> _To do_: Your task is to copy all of the entries exactly as they are given.

(Beginning of Listed records)

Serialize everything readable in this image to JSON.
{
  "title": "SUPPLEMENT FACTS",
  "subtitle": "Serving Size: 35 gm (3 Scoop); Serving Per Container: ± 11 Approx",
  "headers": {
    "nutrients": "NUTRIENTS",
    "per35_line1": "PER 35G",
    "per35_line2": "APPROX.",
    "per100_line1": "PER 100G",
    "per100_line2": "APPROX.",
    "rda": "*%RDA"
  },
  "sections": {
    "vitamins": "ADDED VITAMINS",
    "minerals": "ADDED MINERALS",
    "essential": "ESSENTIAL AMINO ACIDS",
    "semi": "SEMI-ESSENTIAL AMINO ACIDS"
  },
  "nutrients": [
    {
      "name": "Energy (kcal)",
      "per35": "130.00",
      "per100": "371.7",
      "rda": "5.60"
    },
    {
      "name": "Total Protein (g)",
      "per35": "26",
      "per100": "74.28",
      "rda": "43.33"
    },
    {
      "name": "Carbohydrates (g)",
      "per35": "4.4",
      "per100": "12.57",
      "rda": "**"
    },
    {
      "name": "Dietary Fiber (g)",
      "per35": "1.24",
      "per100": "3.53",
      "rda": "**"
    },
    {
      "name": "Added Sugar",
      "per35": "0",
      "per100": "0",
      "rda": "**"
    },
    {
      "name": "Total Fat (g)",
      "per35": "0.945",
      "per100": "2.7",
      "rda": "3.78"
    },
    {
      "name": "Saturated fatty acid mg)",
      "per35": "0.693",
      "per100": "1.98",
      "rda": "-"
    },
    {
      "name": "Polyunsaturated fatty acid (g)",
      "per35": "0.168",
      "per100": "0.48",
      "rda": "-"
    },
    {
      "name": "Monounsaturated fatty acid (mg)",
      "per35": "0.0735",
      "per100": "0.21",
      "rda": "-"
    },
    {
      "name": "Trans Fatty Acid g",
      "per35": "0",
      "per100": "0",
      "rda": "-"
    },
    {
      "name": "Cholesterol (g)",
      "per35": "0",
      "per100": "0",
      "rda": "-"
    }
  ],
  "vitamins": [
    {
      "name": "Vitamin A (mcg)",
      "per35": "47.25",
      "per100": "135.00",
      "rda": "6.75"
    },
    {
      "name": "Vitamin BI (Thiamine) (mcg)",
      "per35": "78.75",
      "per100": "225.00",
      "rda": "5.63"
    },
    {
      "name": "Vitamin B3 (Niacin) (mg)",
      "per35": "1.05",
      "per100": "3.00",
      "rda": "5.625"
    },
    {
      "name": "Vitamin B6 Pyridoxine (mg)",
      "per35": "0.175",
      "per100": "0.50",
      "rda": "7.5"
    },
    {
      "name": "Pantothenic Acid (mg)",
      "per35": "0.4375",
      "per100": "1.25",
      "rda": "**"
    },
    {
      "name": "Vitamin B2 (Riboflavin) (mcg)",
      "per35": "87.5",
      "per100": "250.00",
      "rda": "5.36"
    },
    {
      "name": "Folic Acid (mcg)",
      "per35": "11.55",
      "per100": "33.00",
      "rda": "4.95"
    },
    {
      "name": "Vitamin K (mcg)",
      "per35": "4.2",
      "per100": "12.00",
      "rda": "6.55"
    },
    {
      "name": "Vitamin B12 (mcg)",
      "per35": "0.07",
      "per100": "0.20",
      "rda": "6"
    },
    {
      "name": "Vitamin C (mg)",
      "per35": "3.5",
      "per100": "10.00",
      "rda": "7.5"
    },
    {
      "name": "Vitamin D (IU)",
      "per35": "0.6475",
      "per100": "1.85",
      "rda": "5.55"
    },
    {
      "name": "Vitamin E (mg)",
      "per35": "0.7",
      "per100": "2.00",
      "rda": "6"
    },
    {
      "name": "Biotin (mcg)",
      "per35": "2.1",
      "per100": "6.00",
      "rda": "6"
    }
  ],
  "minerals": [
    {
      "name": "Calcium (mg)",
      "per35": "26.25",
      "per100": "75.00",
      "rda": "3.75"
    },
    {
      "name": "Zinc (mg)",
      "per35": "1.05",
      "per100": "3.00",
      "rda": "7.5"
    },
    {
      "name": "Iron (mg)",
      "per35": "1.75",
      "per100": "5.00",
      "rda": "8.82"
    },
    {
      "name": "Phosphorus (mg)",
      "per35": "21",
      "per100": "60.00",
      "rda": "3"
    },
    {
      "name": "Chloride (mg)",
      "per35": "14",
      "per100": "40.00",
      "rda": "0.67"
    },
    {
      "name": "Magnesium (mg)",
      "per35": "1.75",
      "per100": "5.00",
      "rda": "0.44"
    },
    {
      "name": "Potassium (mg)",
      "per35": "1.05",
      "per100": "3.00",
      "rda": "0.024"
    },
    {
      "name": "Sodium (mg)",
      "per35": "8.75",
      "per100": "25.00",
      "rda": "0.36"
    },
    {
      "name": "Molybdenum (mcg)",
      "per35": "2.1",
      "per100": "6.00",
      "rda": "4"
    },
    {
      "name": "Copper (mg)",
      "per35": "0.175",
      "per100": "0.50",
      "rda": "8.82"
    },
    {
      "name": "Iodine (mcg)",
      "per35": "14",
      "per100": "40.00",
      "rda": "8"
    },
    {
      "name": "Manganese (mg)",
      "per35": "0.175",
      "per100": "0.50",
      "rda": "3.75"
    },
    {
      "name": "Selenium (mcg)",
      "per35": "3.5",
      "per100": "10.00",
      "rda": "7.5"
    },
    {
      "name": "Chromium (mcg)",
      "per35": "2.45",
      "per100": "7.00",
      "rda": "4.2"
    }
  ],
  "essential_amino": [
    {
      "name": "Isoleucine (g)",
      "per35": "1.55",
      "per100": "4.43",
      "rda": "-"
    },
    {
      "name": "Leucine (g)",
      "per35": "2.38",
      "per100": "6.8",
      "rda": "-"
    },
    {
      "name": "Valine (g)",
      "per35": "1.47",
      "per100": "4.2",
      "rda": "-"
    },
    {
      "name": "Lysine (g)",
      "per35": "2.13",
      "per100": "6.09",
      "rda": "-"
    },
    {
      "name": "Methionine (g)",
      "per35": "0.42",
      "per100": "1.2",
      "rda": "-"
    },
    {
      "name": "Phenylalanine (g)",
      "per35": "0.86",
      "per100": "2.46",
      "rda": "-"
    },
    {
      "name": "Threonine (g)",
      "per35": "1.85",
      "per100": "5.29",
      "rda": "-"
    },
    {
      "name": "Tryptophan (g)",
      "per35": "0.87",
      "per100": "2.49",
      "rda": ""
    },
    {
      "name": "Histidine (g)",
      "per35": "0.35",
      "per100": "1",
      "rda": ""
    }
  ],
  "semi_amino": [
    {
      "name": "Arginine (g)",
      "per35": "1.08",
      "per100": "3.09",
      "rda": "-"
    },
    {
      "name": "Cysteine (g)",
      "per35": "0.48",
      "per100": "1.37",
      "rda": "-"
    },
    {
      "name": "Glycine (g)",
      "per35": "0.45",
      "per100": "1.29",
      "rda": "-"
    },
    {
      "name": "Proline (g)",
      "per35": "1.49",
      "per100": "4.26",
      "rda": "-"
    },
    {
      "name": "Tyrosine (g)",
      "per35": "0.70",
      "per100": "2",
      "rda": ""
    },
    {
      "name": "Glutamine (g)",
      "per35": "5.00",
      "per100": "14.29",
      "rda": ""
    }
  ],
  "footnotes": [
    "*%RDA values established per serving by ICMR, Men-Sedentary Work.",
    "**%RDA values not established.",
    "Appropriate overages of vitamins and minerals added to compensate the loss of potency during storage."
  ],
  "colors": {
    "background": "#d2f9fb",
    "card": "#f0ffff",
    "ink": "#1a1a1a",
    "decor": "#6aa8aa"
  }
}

(End of Listed records)

> _Solution for this exercise_:
Serialize everything readable in this image to JSON.
{
  "title": "SUPPLEMENT FACTS",
  "subtitle": "Serving Size: 35 gm (3 Scoop); Serving Per Container: ± 11 Approx",
  "headers": {
    "nutrients": "NUTRIENTS",
    "per35_line1": "PER 35G",
    "per35_line2": "APPROX.",
    "per100_line1": "PER 100G",
    "per100_line2": "APPROX.",
    "rda": "*%RDA"
  },
  "sections": {
    "vitamins": "ADDED VITAMINS",
    "minerals": "ADDED MINERALS",
    "essential": "ESSENTIAL AMINO ACIDS",
    "semi": "SEMI-ESSENTIAL AMINO ACIDS"
  },
  "nutrients": [
    {
      "name": "Energy (kcal)",
      "per35": "130.00",
      "per100": "371.7",
      "rda": "5.60"
    },
    {
      "name": "Total Protein (g)",
      "per35": "26",
      "per100": "74.28",
      "rda": "43.33"
    },
    {
      "name": "Carbohydrates (g)",
      "per35": "4.4",
      "per100": "12.57",
      "rda": "**"
    },
    {
      "name": "Dietary Fiber (g)",
      "per35": "1.24",
      "per100": "3.53",
      "rda": "**"
    },
    {
      "name": "Added Sugar",
      "per35": "0",
      "per100": "0",
      "rda": "**"
    },
    {
      "name": "Total Fat (g)",
      "per35": "0.945",
      "per100": "2.7",
      "rda": "3.78"
    },
    {
      "name": "Saturated fatty acid mg)",
      "per35": "0.693",
      "per100": "1.98",
      "rda": "-"
    },
    {
      "name": "Polyunsaturated fatty acid (g)",
      "per35": "0.168",
      "per100": "0.48",
      "rda": "-"
    },
    {
      "name": "Monounsaturated fatty acid (mg)",
      "per35": "0.0735",
      "per100": "0.21",
      "rda": "-"
    },
    {
      "name": "Trans Fatty Acid g",
      "per35": "0",
      "per100": "0",
      "rda": "-"
    },
    {
      "name": "Cholesterol (g)",
      "per35": "0",
      "per100": "0",
      "rda": "-"
    }
  ],
  "vitamins": [
    {
      "name": "Vitamin A (mcg)",
      "per35": "47.25",
      "per100": "135.00",
      "rda": "6.75"
    },
    {
      "name": "Vitamin BI (Thiamine) (mcg)",
      "per35": "78.75",
      "per100": "225.00",
      "rda": "5.63"
    },
    {
      "name": "Vitamin B3 (Niacin) (mg)",
      "per35": "1.05",
      "per100": "3.00",
      "rda": "5.625"
    },
    {
      "name": "Vitamin B6 Pyridoxine (mg)",
      "per35": "0.175",
      "per100": "0.50",
      "rda": "7.5"
    },
    {
      "name": "Pantothenic Acid (mg)",
      "per35": "0.4375",
      "per100": "1.25",
      "rda": "**"
    },
    {
      "name": "Vitamin B2 (Riboflavin) (mcg)",
      "per35": "87.5",
      "per100": "250.00",
      "rda": "5.36"
    },
    {
      "name": "Folic Acid (mcg)",
      "per35": "11.55",
      "per100": "33.00",
      "rda": "4.95"
    },
    {
      "name": "Vitamin K (mcg)",
      "per35": "4.2",
      "per100": "12.00",
      "rda": "6.55"
    },
    {
      "name": "Vitamin B12 (mcg)",
      "per35": "0.07",
      "per100": "0.20",
      "rda": "6"
    },
    {
      "name": "Vitamin C (mg)",
      "per35": "3.5",
      "per100": "10.00",
      "rda": "7.5"
    },
    {
      "name": "Vitamin D (IU)",
      "per35": "0.6475",
      "per100": "1.85",
      "rda": "5.55"
    },
    {
      "name": "Vitamin E (mg)",
      "per35": "0.7",
      "per100": "2.00",
      "rda": "6"
    },
    {
      "name": "Biotin (mcg)",
      "per35": "2.1",
      "per100": "6.00",
      "rda": "6"
    }
  ],
  "minerals": [
    {
      "name": "Calcium (mg)",
      "per35": "26.25",
      "per100": "75.00",
      "rda": "3.75"
    },
    {
      "name": "Zinc (mg)",
      "per35": "1.05",
      "per100": "3.00",
      "rda": "7.5"
    },
    {
      "name": "Iron (mg)",
      "per35": "1.75",
      "per100": "5.00",
      "rda": "8.82"
    },
    {
      "name": "Phosphorus (mg)",
      "per35": "21",
      "per100": "60.00",
      "rda": "3"
    },
    {
      "name": "Chloride (mg)",
      "per35": "14",
      "per100": "40.00",
      "rda": "0.67"
    },
    {
      "name": "Magnesium (mg)",
      "per35": "1.75",
      "per100": "5.00",
      "rda": "0.44"
    },
    {
      "name": "Potassium (mg)",
      "per35": "1.05",
      "per100": "3.00",
      "rda": "0.024"
    },
    {
      "name": "Sodium (mg)",
      "per35": "8.75",
      "per100": "25.00",
      "rda": "0.36"
    },
    {
      "name": "Molybdenum (mcg)",
      "per35": "2.1",
      "per100": "6.00",
      "rda": "4"
    },
    {
      "name": "Copper (mg)",
      "per35": "0.175",
      "per100": "0.50",
      "rda": "8.82"
    },
    {
      "name": "Iodine (mcg)",
      "per35": "14",
      "per100": "40.00",
      "rda": "8"
    },
    {
      "name": "Manganese (mg)",
      "per35": "0.175",
      "per100": "0.50",
      "rda": "3.75"
    },
    {
      "name": "Selenium (mcg)",
      "per35": "3.5",
      "per100": "10.00",
      "rda": "7.5"
    },
    {
      "name": "Chromium (mcg)",
      "per35": "2.45",
      "per100": "7.00",
      "rda": "4.2"
    }
  ],
  "essential_amino": [
    {
      "name": "Isoleucine (g)",
      "per35": "1.55",
      "per100": "4.43",
      "rda": "-"
    },
    {
      "name": "Leucine (g)",
      "per35": "2.38",
      "per100": "6.8",
      "rda": "-"
    },
    {
      "name": "Valine (g)",
      "per35": "1.47",
      "per100": "4.2",
      "rda": "-"
    },
    {
      "name": "Lysine (g)",
      "per35": "2.13",
      "per100": "6.09",
      "rda": "-"
    },
    {
      "name": "Methionine (g)",
      "per35": "0.42",
      "per100": "1.2",
      "rda": "-"
    },
    {
      "name": "Phenylalanine (g)",
      "per35": "0.86",
      "per100": "2.46",
      "rda": "-"
    },
    {
      "name": "Threonine (g)",
      "per35": "1.85",
      "per100": "5.29",
      "rda": "-"
    },
    {
      "name": "Tryptophan (g)",
      "per35": "0.87",
      "per100": "2.49",
      "rda": ""
    },
    {
      "name": "Histidine (g)",
      "per35": "0.35",
      "per100": "1",
      "rda": ""
    }
  ],
  "semi_amino": [
    {
      "name": "Arginine (g)",
      "per35": "1.08",
      "per100": "3.09",
      "rda": "-"
    },
    {
      "name": "Cysteine (g)",
      "per35": "0.48",
      "per100": "1.37",
      "rda": "-"
    },
    {
      "name": "Glycine (g)",
      "per35": "0.45",
      "per100": "1.29",
      "rda": "-"
    },
    {
      "name": "Proline (g)",
      "per35": "1.49",
      "per100": "4.26",
      "rda": "-"
    },
    {
      "name": "Tyrosine (g)",
      "per35": "0.70",
      "per100": "2",
      "rda": ""
    },
    {
      "name": "Glutamine (g)",
      "per35": "5.00",
      "per100": "14.29",
      "rda": ""
    }
  ],
  "footnotes": [
    "*%RDA values established per serving by ICMR, Men-Sedentary Work.",
    "**%RDA values not established.",
    "Appropriate overages of vitamins and minerals added to compensate the loss of potency during storage."
  ],
  "colors": {
    "background": "#d2f9fb",
    "card": "#f0ffff",
    "ink": "#1a1a1a",
    "decor": "#6aa8aa"
  }
}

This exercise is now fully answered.